- **PASSAGE**
☆ ☆ ☆ ☆ ☆ ☆ ☆

Yuri Alexandrovich Shaporin ()  ( – 9 December 1966), PAU, was a Russian-Ukrainian Soviet composer.

Biography
Shaporin was born in Hlukhiv in the Russian Empire (now in Ukraine). His father was a painter and his mother a pianist. He received his secondary education in Saint Petersburg. He first studied philology at Kiev University and went on to study law at Saint Petersburg University.

He then turned to music, starting his studies at the Saint Petersburg Conservatory in 1913. His teachers there included Nikolay Sokolov (composition), Maximilian Steinberg (orchestration), and Nikolai Tcherepnin (conducting). He graduated as a composer and conductor in 1918.

☆ ☆ ☆ ☆ ☆ ☆ ☆

- **EXTRACTED ENTRIES**

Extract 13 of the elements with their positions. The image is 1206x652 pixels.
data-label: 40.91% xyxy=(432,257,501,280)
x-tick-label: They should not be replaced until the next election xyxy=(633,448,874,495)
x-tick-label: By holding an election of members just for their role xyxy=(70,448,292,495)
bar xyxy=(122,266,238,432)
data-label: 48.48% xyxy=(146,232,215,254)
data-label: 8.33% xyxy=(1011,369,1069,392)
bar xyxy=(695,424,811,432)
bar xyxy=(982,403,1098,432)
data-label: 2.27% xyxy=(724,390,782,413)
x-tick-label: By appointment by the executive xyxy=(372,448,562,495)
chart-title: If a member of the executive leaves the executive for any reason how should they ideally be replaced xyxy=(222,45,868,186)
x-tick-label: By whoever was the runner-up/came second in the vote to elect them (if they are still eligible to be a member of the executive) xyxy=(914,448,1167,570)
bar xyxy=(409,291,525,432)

☆ ☆ ☆ ☆ ☆ ☆ ☆

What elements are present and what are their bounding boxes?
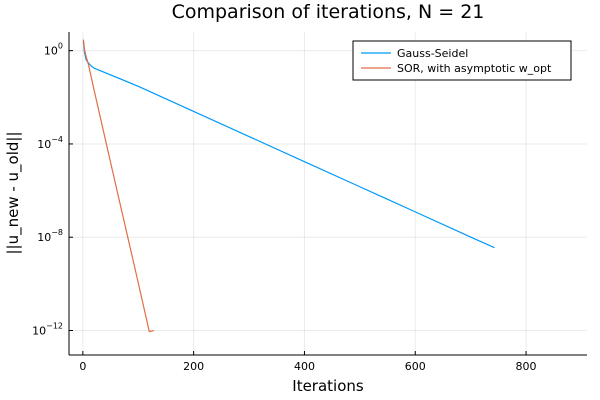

☆ ☆ ☆ ☆ ☆ ☆ ☆

- **TASK REQUIREMENTS**
Continue the biography of Yuri Shaporin from the point where it stops.

- **OUTPUT FOR THIS EXERCISE**
After the Bolshoi Drama Theater was established in 1919, he served as its musical director until 1928. He then worked with the Russian State Pushkin Academy Drama Theater — also known as the Alexandrinsky Theater — until 1934. During this period he composed a significant amount of theater music. He was a founding member of the Association for Contemporary Music in 1923.

During the 1930s Shaporin turned his attention to large scale works. His opera Dekabristi (The Decembrists), to a libretto written by Aleksey Nikolayevich Tolstoy about the Decembrist revolt, had been on Shaporin's mind since 1920 — a 1925 interim version, Polina Gyobe, had two scenes staged in Leningrad (as it had been renamed in 1924). In 1938, Shaporin received an offer of a teaching position at the Moscow Conservatory and he moved to Moscow. 
That year, he completed a version of Dekabristi for a commission by the Bolshoi Theatre, but dissatisfied with it, he decided to revise it. In 1952, Shaporin was awarded the Stalin Prize. The opera was only completed in 1953, after collaboration with librettist Vsevolod Rozhdestvensky, and it was premiered at the Bolshoi Theatre on 23 June 1953.

Among Shaporin's students at the Moscow Conservatory were Edward Artemiev and Rodion Konstantinovich Shchedrin.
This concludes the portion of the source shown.